TASK GOAL: Count the lines below that contain the word "color", and reply with that number alone.
══════
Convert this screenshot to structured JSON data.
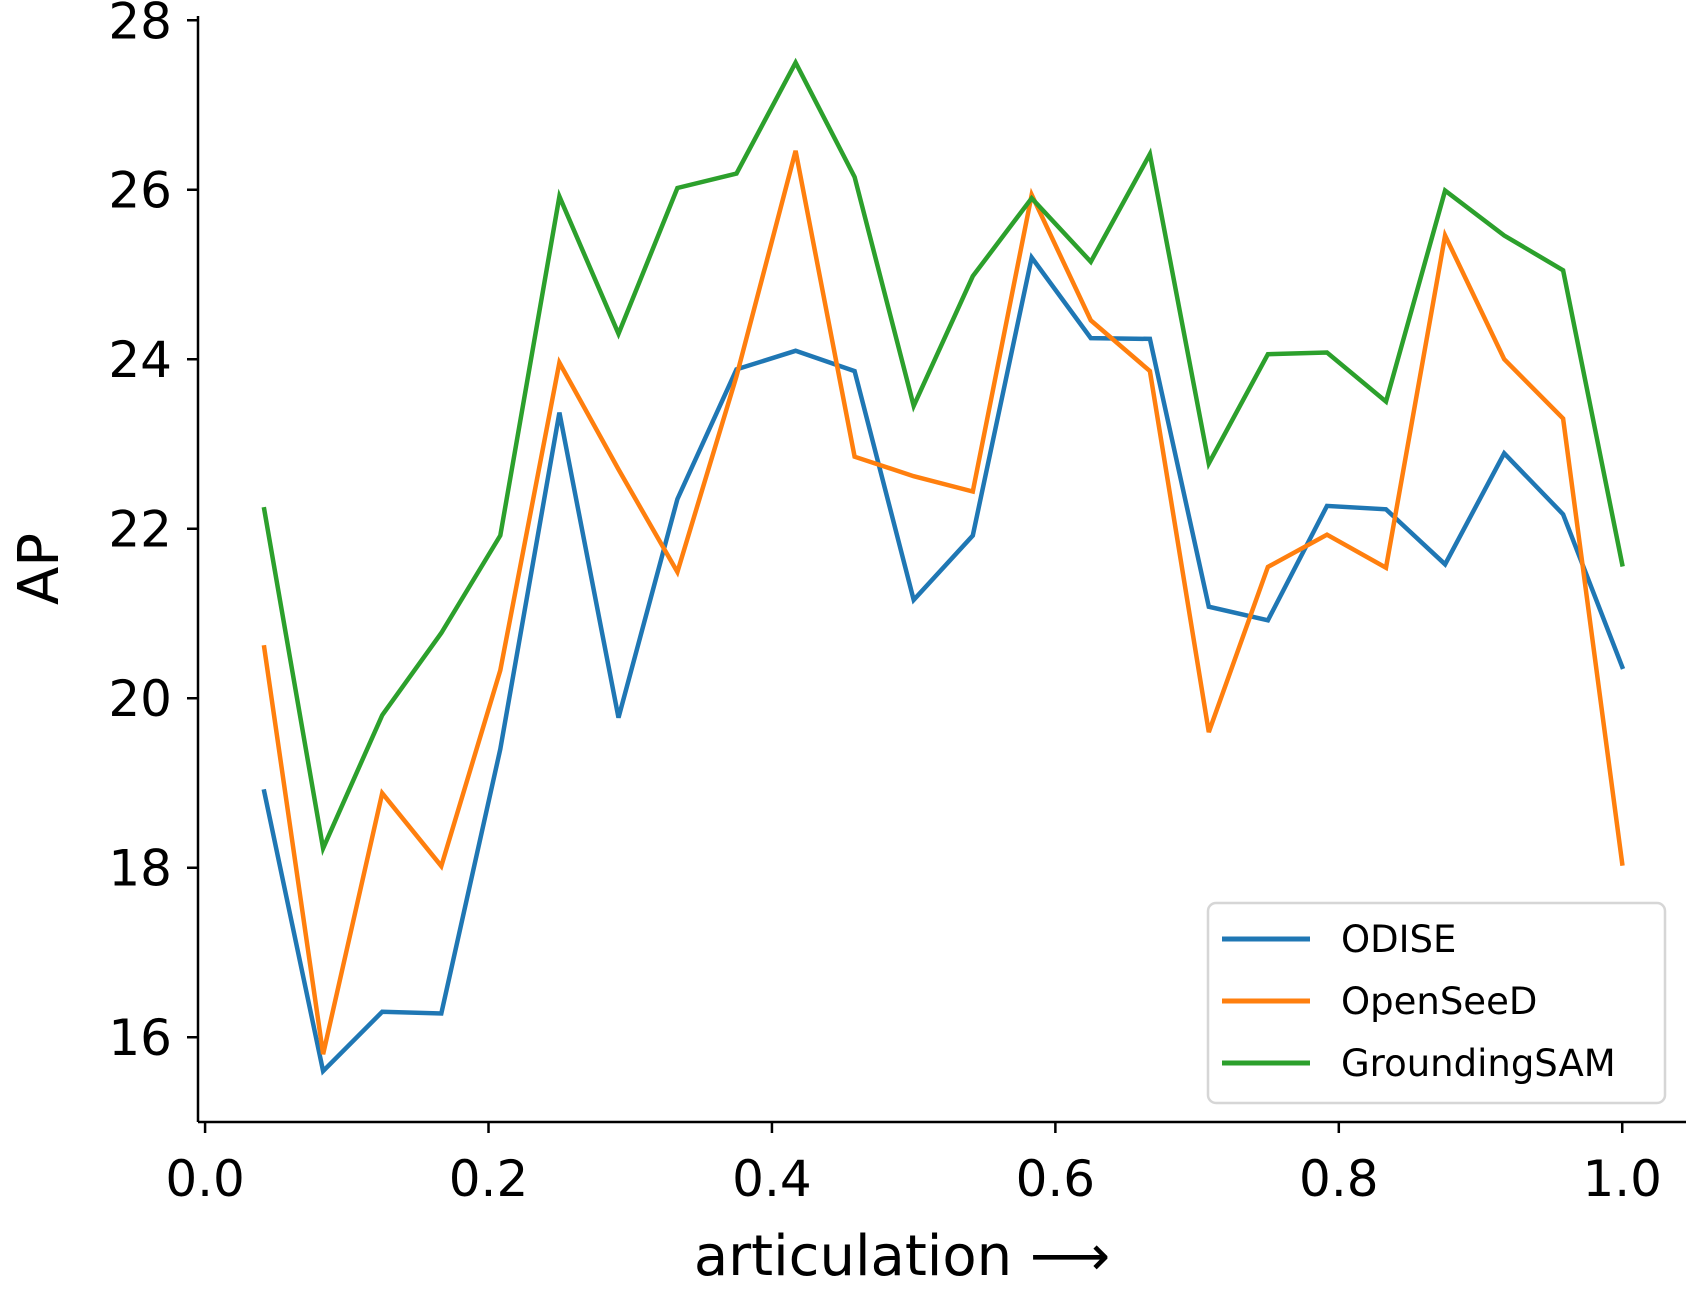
{
  "chart_data": {
    "type": "line",
    "title": "",
    "xlabel": "articulation ⟶",
    "ylabel": "AP",
    "xlim": [
      -0.005,
      1.045
    ],
    "ylim": [
      15.0,
      28.05
    ],
    "xticks": [
      0.0,
      0.2,
      0.4,
      0.6,
      0.8,
      1.0
    ],
    "xtick_labels": [
      "0.0",
      "0.2",
      "0.4",
      "0.6",
      "0.8",
      "1.0"
    ],
    "yticks": [
      16,
      18,
      20,
      22,
      24,
      26,
      28
    ],
    "ytick_labels": [
      "16",
      "18",
      "20",
      "22",
      "24",
      "26",
      "28"
    ],
    "grid": false,
    "legend_position": "bottom-right",
    "x": [
      0.0417,
      0.0833,
      0.125,
      0.1667,
      0.2083,
      0.25,
      0.2917,
      0.3333,
      0.375,
      0.4167,
      0.4583,
      0.5,
      0.5417,
      0.5833,
      0.625,
      0.6667,
      0.7083,
      0.75,
      0.7917,
      0.8333,
      0.875,
      0.9167,
      0.9583,
      1.0
    ],
    "series": [
      {
        "name": "ODISE",
        "color": "#1f77b4",
        "values": [
          18.9,
          15.6,
          16.3,
          16.28,
          19.4,
          23.37,
          19.77,
          22.35,
          23.88,
          24.1,
          23.86,
          21.16,
          21.92,
          25.2,
          24.25,
          24.24,
          21.08,
          20.92,
          22.27,
          22.23,
          21.58,
          22.89,
          22.17,
          20.37
        ]
      },
      {
        "name": "OpenSeeD",
        "color": "#ff7f0e",
        "values": [
          20.6,
          15.8,
          18.88,
          18.02,
          20.33,
          23.96,
          22.7,
          21.49,
          23.8,
          26.46,
          22.85,
          22.62,
          22.44,
          25.94,
          24.46,
          23.86,
          19.6,
          21.55,
          21.93,
          21.54,
          25.46,
          24.0,
          23.3,
          18.05
        ]
      },
      {
        "name": "GroundingSAM",
        "color": "#2ca02c",
        "values": [
          22.23,
          18.23,
          19.8,
          20.77,
          21.92,
          25.92,
          24.3,
          26.02,
          26.19,
          27.5,
          26.15,
          23.45,
          24.98,
          25.9,
          25.15,
          26.42,
          22.77,
          24.06,
          24.08,
          23.5,
          25.99,
          25.46,
          25.05,
          21.58
        ]
      }
    ]
  }
}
══════
COMPLETED EXERCISE: 3